START Provided data

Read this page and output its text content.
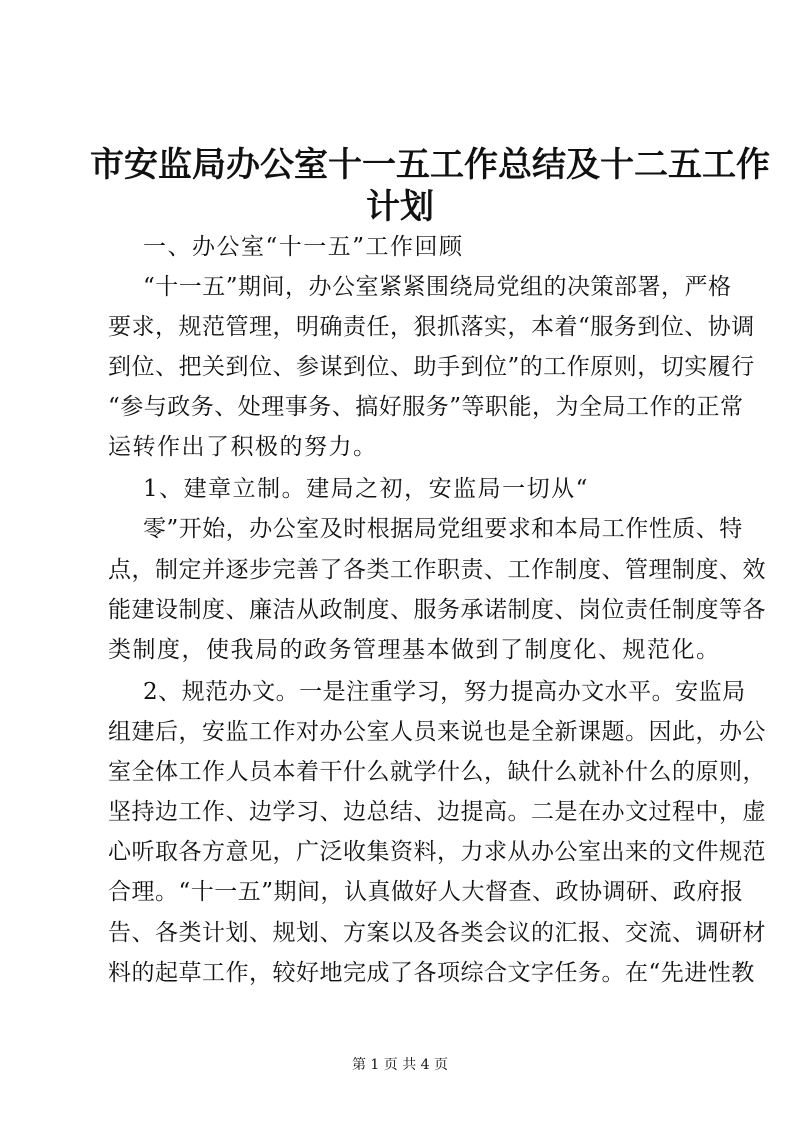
市安监局办公室十一五工作总结及十二五工作
计划

一、办公室“十一五”工作回顾

“十一五”期间，办公室紧紧围绕局党组的决策部署，严格

要求，规范管理，明确责任，狠抓落实，本着“服务到位、协调

到位、把关到位、参谋到位、助手到位”的工作原则，切实履行

“参与政务、处理事务、搞好服务”等职能，为全局工作的正常

运转作出了积极的努力。

1、建章立制。建局之初，安监局一切从“

零”开始，办公室及时根据局党组要求和本局工作性质、特

点，制定并逐步完善了各类工作职责、工作制度、管理制度、效

能建设制度、廉洁从政制度、服务承诺制度、岗位责任制度等各

类制度，使我局的政务管理基本做到了制度化、规范化。

2、规范办文。一是注重学习，努力提高办文水平。安监局

组建后，安监工作对办公室人员来说也是全新课题。因此，办公

室全体工作人员本着干什么就学什么，缺什么就补什么的原则，

坚持边工作、边学习、边总结、边提高。二是在办文过程中，虚

心听取各方意见，广泛收集资料，力求从办公室出来的文件规范

合理。“十一五”期间，认真做好人大督查、政协调研、政府报

告、各类计划、规划、方案以及各类会议的汇报、交流、调研材

料的起草工作，较好地完成了各项综合文字任务。在“先进性教

第 1 页 共 4 页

END Provided data

Brief
Go through the data above and transcribe it in full, omitting any image.

Full answer
Read this page and output its text content.
市安监局办公室十一五工作总结及十二五工作
计划

一、办公室“十一五”工作回顾

“十一五”期间，办公室紧紧围绕局党组的决策部署，严格

要求，规范管理，明确责任，狠抓落实，本着“服务到位、协调

到位、把关到位、参谋到位、助手到位”的工作原则，切实履行

“参与政务、处理事务、搞好服务”等职能，为全局工作的正常

运转作出了积极的努力。

1、建章立制。建局之初，安监局一切从“

零”开始，办公室及时根据局党组要求和本局工作性质、特

点，制定并逐步完善了各类工作职责、工作制度、管理制度、效

能建设制度、廉洁从政制度、服务承诺制度、岗位责任制度等各

类制度，使我局的政务管理基本做到了制度化、规范化。

2、规范办文。一是注重学习，努力提高办文水平。安监局

组建后，安监工作对办公室人员来说也是全新课题。因此，办公

室全体工作人员本着干什么就学什么，缺什么就补什么的原则，

坚持边工作、边学习、边总结、边提高。二是在办文过程中，虚

心听取各方意见，广泛收集资料，力求从办公室出来的文件规范

合理。“十一五”期间，认真做好人大督查、政协调研、政府报

告、各类计划、规划、方案以及各类会议的汇报、交流、调研材

料的起草工作，较好地完成了各项综合文字任务。在“先进性教

第 1 页 共 4 页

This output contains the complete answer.